> **Stated task**: Take each line containing "তরপত" and report it exactly as written.

(Dataset items)
______________________________

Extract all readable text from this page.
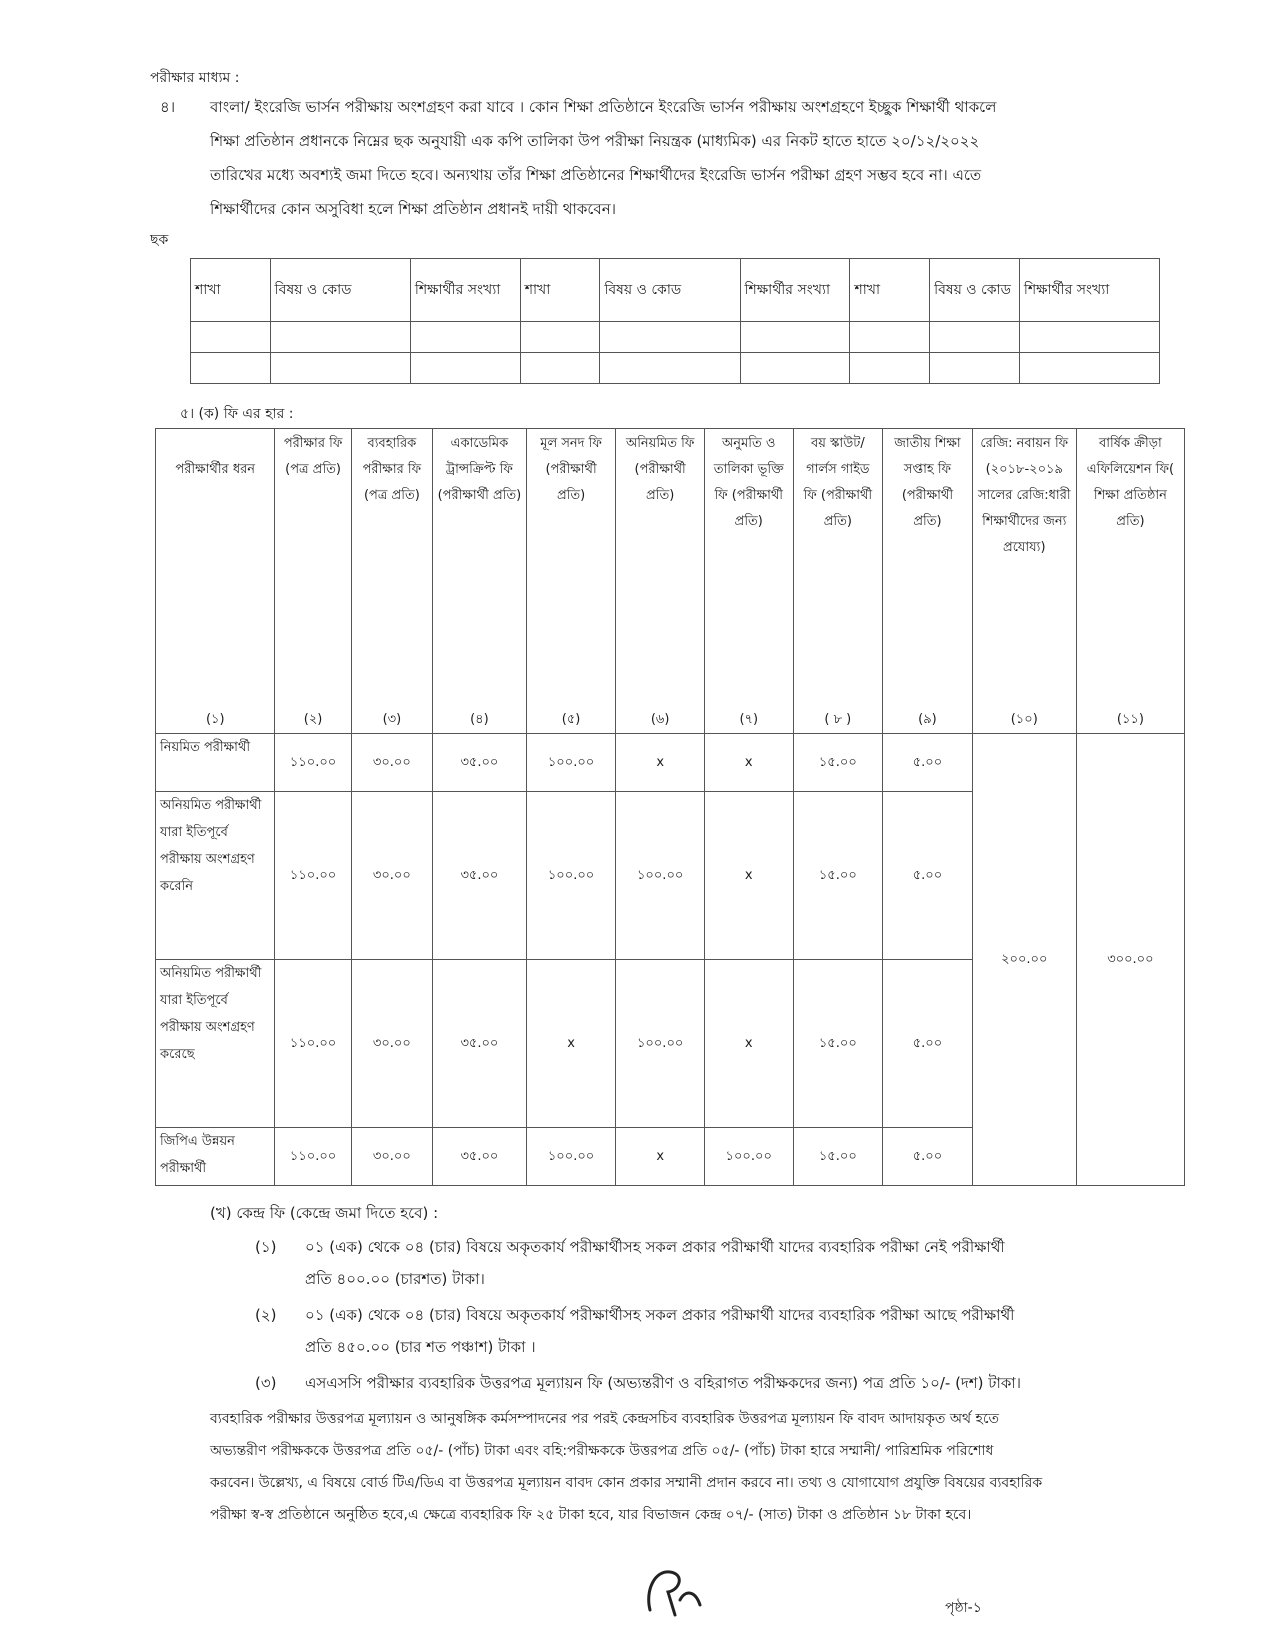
পরীক্ষার মাধ্যম :
৪। বাংলা/ ইংরেজি ভার্সন পরীক্ষায় অংশগ্রহণ করা যাবে । কোন শিক্ষা প্রতিষ্ঠানে ইংরেজি ভার্সন পরীক্ষায় অংশগ্রহণে ইচ্ছুক শিক্ষার্থী থাকলে
শিক্ষা প্রতিষ্ঠান প্রধানকে নিম্নের ছক অনুযায়ী এক কপি তালিকা উপ পরীক্ষা নিয়ন্ত্রক (মাধ্যমিক) এর নিকট হাতে হাতে ২০/১২/২০২২
তারিখের মধ্যে অবশ্যই জমা দিতে হবে। অন্যথায় তাঁর শিক্ষা প্রতিষ্ঠানের শিক্ষার্থীদের ইংরেজি ভার্সন পরীক্ষা গ্রহণ সম্ভব হবে না। এতে
শিক্ষার্থীদের কোন অসুবিধা হলে শিক্ষা প্রতিষ্ঠান প্রধানই দায়ী থাকবেন।
ছক
শাখা	বিষয় ও কোড	শিক্ষার্থীর সংখ্যা	শাখা	বিষয় ও কোড	শিক্ষার্থীর সংখ্যা	শাখা	বিষয় ও কোড	শিক্ষার্থীর সংখ্যা

৫। (ক) ফি এর হার :
পরীক্ষার্থীর ধরন	পরীক্ষার ফি (পত্র প্রতি)	ব্যবহারিক পরীক্ষার ফি (পত্র প্রতি)	একাডেমিক ট্রান্সক্রিপ্ট ফি (পরীক্ষার্থী প্রতি)	মূল সনদ ফি (পরীক্ষার্থী প্রতি)	অনিয়মিত ফি (পরীক্ষার্থী প্রতি)	অনুমতি ও তালিকা ভূক্তি ফি (পরীক্ষার্থী প্রতি)	বয় স্কাউট/ গার্লস গাইড ফি (পরীক্ষার্থী প্রতি)	জাতীয় শিক্ষা সপ্তাহ ফি (পরীক্ষার্থী প্রতি)	রেজি: নবায়ন ফি (২০১৮-২০১৯ সালের রেজি:ধারী শিক্ষার্থীদের জন্য প্রযোয্য)	বার্ষিক ক্রীড়া এফিলিয়েশন ফি( শিক্ষা প্রতিষ্ঠান প্রতি)
(১)	(২)	(৩)	(৪)	(৫)	(৬)	(৭)	( ৮ )	(৯)	(১০)	(১১)
নিয়মিত পরীক্ষার্থী	১১০.০০	৩০.০০	৩৫.০০	১০০.০০	x	x	১৫.০০	৫.০০	২০০.০০	৩০০.০০
অনিয়মিত পরীক্ষার্থী যারা ইতিপূর্বে পরীক্ষায় অংশগ্রহণ করেনি	১১০.০০	৩০.০০	৩৫.০০	১০০.০০	১০০.০০	x	১৫.০০	৫.০০		
অনিয়মিত পরীক্ষার্থী যারা ইতিপূর্বে পরীক্ষায় অংশগ্রহণ করেছে	১১০.০০	৩০.০০	৩৫.০০	x	১০০.০০	x	১৫.০০	৫.০০		
জিপিএ উন্নয়ন পরীক্ষার্থী	১১০.০০	৩০.০০	৩৫.০০	১০০.০০	x	১০০.০০	১৫.০০	৫.০০		
(খ) কেন্দ্র ফি (কেন্দ্রে জমা দিতে হবে) :
(১) ০১ (এক) থেকে ০৪ (চার) বিষয়ে অকৃতকার্য পরীক্ষার্থীসহ সকল প্রকার পরীক্ষার্থী যাদের ব্যবহারিক পরীক্ষা নেই পরীক্ষার্থী
প্রতি ৪০০.০০ (চারশত) টাকা।
(২) ০১ (এক) থেকে ০৪ (চার) বিষয়ে অকৃতকার্য পরীক্ষার্থীসহ সকল প্রকার পরীক্ষার্থী যাদের ব্যবহারিক পরীক্ষা আছে পরীক্ষার্থী
প্রতি ৪৫০.০০ (চার শত পঞ্চাশ) টাকা ।
(৩) এসএসসি পরীক্ষার ব্যবহারিক উত্তরপত্র মূল্যায়ন ফি (অভ্যন্তরীণ ও বহিরাগত পরীক্ষকদের জন্য) পত্র প্রতি ১০/- (দশ) টাকা।
ব্যবহারিক পরীক্ষার উত্তরপত্র মূল্যায়ন ও আনুষঙ্গিক কর্মসম্পাদনের পর পরই কেন্দ্রসচিব ব্যবহারিক উত্তরপত্র মূল্যায়ন ফি বাবদ আদায়কৃত অর্থ হতে
অভ্যন্তরীণ পরীক্ষককে উত্তরপত্র প্রতি ০৫/- (পাঁচ) টাকা এবং বহি:পরীক্ষককে উত্তরপত্র প্রতি ০৫/- (পাঁচ) টাকা হারে সম্মানী/ পারিশ্রমিক পরিশোধ
করবেন। উল্লেখ্য, এ বিষয়ে বোর্ড টিএ/ডিএ বা উত্তরপত্র মূল্যায়ন বাবদ কোন প্রকার সম্মানী প্রদান করবে না। তথ্য ও যোগাযোগ প্রযুক্তি বিষয়ের ব্যবহারিক
পরীক্ষা স্ব-স্ব প্রতিষ্ঠানে অনুষ্ঠিত হবে,এ ক্ষেত্রে ব্যবহারিক ফি ২৫ টাকা হবে, যার বিভাজন কেন্দ্র ০৭/- (সাত) টাকা ও প্রতিষ্ঠান ১৮ টাকা হবে।
পৃষ্ঠা-১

______________________________

> **Solution**:
(৩) এসএসসি পরীক্ষার ব্যবহারিক উত্তরপত্র মূল্যায়ন ফি (অভ্যন্তরীণ ও বহিরাগত পরীক্ষকদের জন্য) পত্র প্রতি ১০/- (দশ) টাকা।
ব্যবহারিক পরীক্ষার উত্তরপত্র মূল্যায়ন ও আনুষঙ্গিক কর্মসম্পাদনের পর পরই কেন্দ্রসচিব ব্যবহারিক উত্তরপত্র মূল্যায়ন ফি বাবদ আদায়কৃত অর্থ হতে
অভ্যন্তরীণ পরীক্ষককে উত্তরপত্র প্রতি ০৫/- (পাঁচ) টাকা এবং বহি:পরীক্ষককে উত্তরপত্র প্রতি ০৫/- (পাঁচ) টাকা হারে সম্মানী/ পারিশ্রমিক পরিশোধ
করবেন। উল্লেখ্য, এ বিষয়ে বোর্ড টিএ/ডিএ বা উত্তরপত্র মূল্যায়ন বাবদ কোন প্রকার সম্মানী প্রদান করবে না। তথ্য ও যোগাযোগ প্রযুক্তি বিষয়ের ব্যবহারিক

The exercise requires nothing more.